Data listing.
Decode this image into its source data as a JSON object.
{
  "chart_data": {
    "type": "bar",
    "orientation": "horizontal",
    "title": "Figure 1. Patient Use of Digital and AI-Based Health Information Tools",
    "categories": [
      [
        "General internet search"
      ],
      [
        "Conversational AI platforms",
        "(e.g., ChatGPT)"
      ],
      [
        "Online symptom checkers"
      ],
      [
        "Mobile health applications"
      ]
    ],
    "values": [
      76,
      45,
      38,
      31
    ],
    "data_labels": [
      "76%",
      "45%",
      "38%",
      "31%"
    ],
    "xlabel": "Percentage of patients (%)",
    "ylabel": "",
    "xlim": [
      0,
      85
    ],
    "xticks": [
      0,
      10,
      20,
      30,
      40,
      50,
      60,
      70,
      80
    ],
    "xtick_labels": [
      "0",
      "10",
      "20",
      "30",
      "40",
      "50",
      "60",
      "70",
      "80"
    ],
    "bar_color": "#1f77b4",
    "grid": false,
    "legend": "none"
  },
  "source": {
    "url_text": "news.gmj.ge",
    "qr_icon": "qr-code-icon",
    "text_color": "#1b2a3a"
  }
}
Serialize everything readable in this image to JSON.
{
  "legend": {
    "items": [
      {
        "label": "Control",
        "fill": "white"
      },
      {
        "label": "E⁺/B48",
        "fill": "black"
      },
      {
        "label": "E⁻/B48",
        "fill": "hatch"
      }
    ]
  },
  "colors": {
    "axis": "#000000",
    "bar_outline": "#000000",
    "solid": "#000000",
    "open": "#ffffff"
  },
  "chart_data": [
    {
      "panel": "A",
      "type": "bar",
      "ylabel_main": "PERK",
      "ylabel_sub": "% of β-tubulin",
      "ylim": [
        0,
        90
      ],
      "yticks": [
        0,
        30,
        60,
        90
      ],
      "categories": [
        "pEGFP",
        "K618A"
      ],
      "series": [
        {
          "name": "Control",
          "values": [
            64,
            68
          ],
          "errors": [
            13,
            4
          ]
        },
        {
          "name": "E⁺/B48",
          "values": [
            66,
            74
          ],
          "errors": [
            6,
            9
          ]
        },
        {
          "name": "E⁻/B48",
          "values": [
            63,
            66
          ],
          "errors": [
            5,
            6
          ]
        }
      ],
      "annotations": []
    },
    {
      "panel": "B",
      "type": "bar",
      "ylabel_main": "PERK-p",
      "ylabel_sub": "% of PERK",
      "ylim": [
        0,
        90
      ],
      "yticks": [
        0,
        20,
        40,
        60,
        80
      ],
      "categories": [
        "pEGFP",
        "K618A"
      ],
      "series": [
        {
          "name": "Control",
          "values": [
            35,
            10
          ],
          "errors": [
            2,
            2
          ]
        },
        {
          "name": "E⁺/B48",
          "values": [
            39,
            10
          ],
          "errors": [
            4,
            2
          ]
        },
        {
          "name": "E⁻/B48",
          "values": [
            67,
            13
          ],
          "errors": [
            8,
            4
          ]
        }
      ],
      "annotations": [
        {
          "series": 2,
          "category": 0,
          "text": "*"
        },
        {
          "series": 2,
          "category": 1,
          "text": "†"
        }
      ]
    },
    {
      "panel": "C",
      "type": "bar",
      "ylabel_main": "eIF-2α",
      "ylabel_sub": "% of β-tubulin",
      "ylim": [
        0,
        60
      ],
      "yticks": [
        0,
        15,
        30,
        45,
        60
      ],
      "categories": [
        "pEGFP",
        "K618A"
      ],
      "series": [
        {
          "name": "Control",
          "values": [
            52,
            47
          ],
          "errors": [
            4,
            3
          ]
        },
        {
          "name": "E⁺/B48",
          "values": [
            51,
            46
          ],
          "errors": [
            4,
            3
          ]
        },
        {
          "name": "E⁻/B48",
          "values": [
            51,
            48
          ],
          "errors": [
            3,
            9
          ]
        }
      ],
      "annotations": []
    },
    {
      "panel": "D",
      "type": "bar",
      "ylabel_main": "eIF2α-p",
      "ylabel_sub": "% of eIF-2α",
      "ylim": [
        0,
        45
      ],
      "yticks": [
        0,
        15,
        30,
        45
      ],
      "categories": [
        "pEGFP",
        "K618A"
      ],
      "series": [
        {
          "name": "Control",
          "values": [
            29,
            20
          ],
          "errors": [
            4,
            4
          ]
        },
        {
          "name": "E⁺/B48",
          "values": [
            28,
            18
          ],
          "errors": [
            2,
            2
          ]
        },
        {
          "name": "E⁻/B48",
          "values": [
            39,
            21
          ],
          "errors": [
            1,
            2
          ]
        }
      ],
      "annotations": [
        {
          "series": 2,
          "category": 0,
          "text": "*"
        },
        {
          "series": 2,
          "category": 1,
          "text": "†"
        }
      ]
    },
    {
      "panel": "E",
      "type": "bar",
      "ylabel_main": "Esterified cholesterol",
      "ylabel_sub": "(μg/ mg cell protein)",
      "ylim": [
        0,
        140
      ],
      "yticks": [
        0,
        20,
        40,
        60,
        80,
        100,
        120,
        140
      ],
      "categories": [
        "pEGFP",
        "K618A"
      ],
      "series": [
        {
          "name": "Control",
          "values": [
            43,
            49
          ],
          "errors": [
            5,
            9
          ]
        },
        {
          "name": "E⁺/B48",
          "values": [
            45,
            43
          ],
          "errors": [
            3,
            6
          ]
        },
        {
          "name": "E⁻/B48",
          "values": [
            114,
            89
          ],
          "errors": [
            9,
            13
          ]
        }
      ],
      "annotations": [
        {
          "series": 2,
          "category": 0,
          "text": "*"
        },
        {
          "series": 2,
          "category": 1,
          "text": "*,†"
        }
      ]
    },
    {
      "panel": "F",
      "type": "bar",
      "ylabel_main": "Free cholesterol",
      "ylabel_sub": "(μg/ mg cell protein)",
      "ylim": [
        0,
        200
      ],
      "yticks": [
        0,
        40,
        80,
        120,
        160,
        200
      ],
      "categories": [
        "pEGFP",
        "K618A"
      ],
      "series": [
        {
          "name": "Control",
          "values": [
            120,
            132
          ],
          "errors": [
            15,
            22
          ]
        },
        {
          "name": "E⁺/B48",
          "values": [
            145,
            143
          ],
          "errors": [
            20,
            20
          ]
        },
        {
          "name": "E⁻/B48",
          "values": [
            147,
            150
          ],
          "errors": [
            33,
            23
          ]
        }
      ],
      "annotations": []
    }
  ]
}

Task goal. What's needed is a word-for-word restatement of all the entries.

Solution below.
Decode this image into its source data as a JSON object.
{
  "chart_data": {
    "type": "bar",
    "orientation": "horizontal",
    "title": "Figure 1. Patient Use of Digital and AI-Based Health Information Tools",
    "categories": [
      [
        "General internet search"
      ],
      [
        "Conversational AI platforms",
        "(e.g., ChatGPT)"
      ],
      [
        "Online symptom checkers"
      ],
      [
        "Mobile health applications"
      ]
    ],
    "values": [
      76,
      45,
      38,
      31
    ],
    "data_labels": [
      "76%",
      "45%",
      "38%",
      "31%"
    ],
    "xlabel": "Percentage of patients (%)",
    "ylabel": "",
    "xlim": [
      0,
      85
    ],
    "xticks": [
      0,
      10,
      20,
      30,
      40,
      50,
      60,
      70,
      80
    ],
    "xtick_labels": [
      "0",
      "10",
      "20",
      "30",
      "40",
      "50",
      "60",
      "70",
      "80"
    ],
    "bar_color": "#1f77b4",
    "grid": false,
    "legend": "none"
  },
  "source": {
    "url_text": "news.gmj.ge",
    "qr_icon": "qr-code-icon",
    "text_color": "#1b2a3a"
  }
}
Serialize everything readable in this image to JSON.
{
  "legend": {
    "items": [
      {
        "label": "Control",
        "fill": "white"
      },
      {
        "label": "E⁺/B48",
        "fill": "black"
      },
      {
        "label": "E⁻/B48",
        "fill": "hatch"
      }
    ]
  },
  "colors": {
    "axis": "#000000",
    "bar_outline": "#000000",
    "solid": "#000000",
    "open": "#ffffff"
  },
  "chart_data": [
    {
      "panel": "A",
      "type": "bar",
      "ylabel_main": "PERK",
      "ylabel_sub": "% of β-tubulin",
      "ylim": [
        0,
        90
      ],
      "yticks": [
        0,
        30,
        60,
        90
      ],
      "categories": [
        "pEGFP",
        "K618A"
      ],
      "series": [
        {
          "name": "Control",
          "values": [
            64,
            68
          ],
          "errors": [
            13,
            4
          ]
        },
        {
          "name": "E⁺/B48",
          "values": [
            66,
            74
          ],
          "errors": [
            6,
            9
          ]
        },
        {
          "name": "E⁻/B48",
          "values": [
            63,
            66
          ],
          "errors": [
            5,
            6
          ]
        }
      ],
      "annotations": []
    },
    {
      "panel": "B",
      "type": "bar",
      "ylabel_main": "PERK-p",
      "ylabel_sub": "% of PERK",
      "ylim": [
        0,
        90
      ],
      "yticks": [
        0,
        20,
        40,
        60,
        80
      ],
      "categories": [
        "pEGFP",
        "K618A"
      ],
      "series": [
        {
          "name": "Control",
          "values": [
            35,
            10
          ],
          "errors": [
            2,
            2
          ]
        },
        {
          "name": "E⁺/B48",
          "values": [
            39,
            10
          ],
          "errors": [
            4,
            2
          ]
        },
        {
          "name": "E⁻/B48",
          "values": [
            67,
            13
          ],
          "errors": [
            8,
            4
          ]
        }
      ],
      "annotations": [
        {
          "series": 2,
          "category": 0,
          "text": "*"
        },
        {
          "series": 2,
          "category": 1,
          "text": "†"
        }
      ]
    },
    {
      "panel": "C",
      "type": "bar",
      "ylabel_main": "eIF-2α",
      "ylabel_sub": "% of β-tubulin",
      "ylim": [
        0,
        60
      ],
      "yticks": [
        0,
        15,
        30,
        45,
        60
      ],
      "categories": [
        "pEGFP",
        "K618A"
      ],
      "series": [
        {
          "name": "Control",
          "values": [
            52,
            47
          ],
          "errors": [
            4,
            3
          ]
        },
        {
          "name": "E⁺/B48",
          "values": [
            51,
            46
          ],
          "errors": [
            4,
            3
          ]
        },
        {
          "name": "E⁻/B48",
          "values": [
            51,
            48
          ],
          "errors": [
            3,
            9
          ]
        }
      ],
      "annotations": []
    },
    {
      "panel": "D",
      "type": "bar",
      "ylabel_main": "eIF2α-p",
      "ylabel_sub": "% of eIF-2α",
      "ylim": [
        0,
        45
      ],
      "yticks": [
        0,
        15,
        30,
        45
      ],
      "categories": [
        "pEGFP",
        "K618A"
      ],
      "series": [
        {
          "name": "Control",
          "values": [
            29,
            20
          ],
          "errors": [
            4,
            4
          ]
        },
        {
          "name": "E⁺/B48",
          "values": [
            28,
            18
          ],
          "errors": [
            2,
            2
          ]
        },
        {
          "name": "E⁻/B48",
          "values": [
            39,
            21
          ],
          "errors": [
            1,
            2
          ]
        }
      ],
      "annotations": [
        {
          "series": 2,
          "category": 0,
          "text": "*"
        },
        {
          "series": 2,
          "category": 1,
          "text": "†"
        }
      ]
    },
    {
      "panel": "E",
      "type": "bar",
      "ylabel_main": "Esterified cholesterol",
      "ylabel_sub": "(μg/ mg cell protein)",
      "ylim": [
        0,
        140
      ],
      "yticks": [
        0,
        20,
        40,
        60,
        80,
        100,
        120,
        140
      ],
      "categories": [
        "pEGFP",
        "K618A"
      ],
      "series": [
        {
          "name": "Control",
          "values": [
            43,
            49
          ],
          "errors": [
            5,
            9
          ]
        },
        {
          "name": "E⁺/B48",
          "values": [
            45,
            43
          ],
          "errors": [
            3,
            6
          ]
        },
        {
          "name": "E⁻/B48",
          "values": [
            114,
            89
          ],
          "errors": [
            9,
            13
          ]
        }
      ],
      "annotations": [
        {
          "series": 2,
          "category": 0,
          "text": "*"
        },
        {
          "series": 2,
          "category": 1,
          "text": "*,†"
        }
      ]
    },
    {
      "panel": "F",
      "type": "bar",
      "ylabel_main": "Free cholesterol",
      "ylabel_sub": "(μg/ mg cell protein)",
      "ylim": [
        0,
        200
      ],
      "yticks": [
        0,
        40,
        80,
        120,
        160,
        200
      ],
      "categories": [
        "pEGFP",
        "K618A"
      ],
      "series": [
        {
          "name": "Control",
          "values": [
            120,
            132
          ],
          "errors": [
            15,
            22
          ]
        },
        {
          "name": "E⁺/B48",
          "values": [
            145,
            143
          ],
          "errors": [
            20,
            20
          ]
        },
        {
          "name": "E⁻/B48",
          "values": [
            147,
            150
          ],
          "errors": [
            33,
            23
          ]
        }
      ],
      "annotations": []
    }
  ]
}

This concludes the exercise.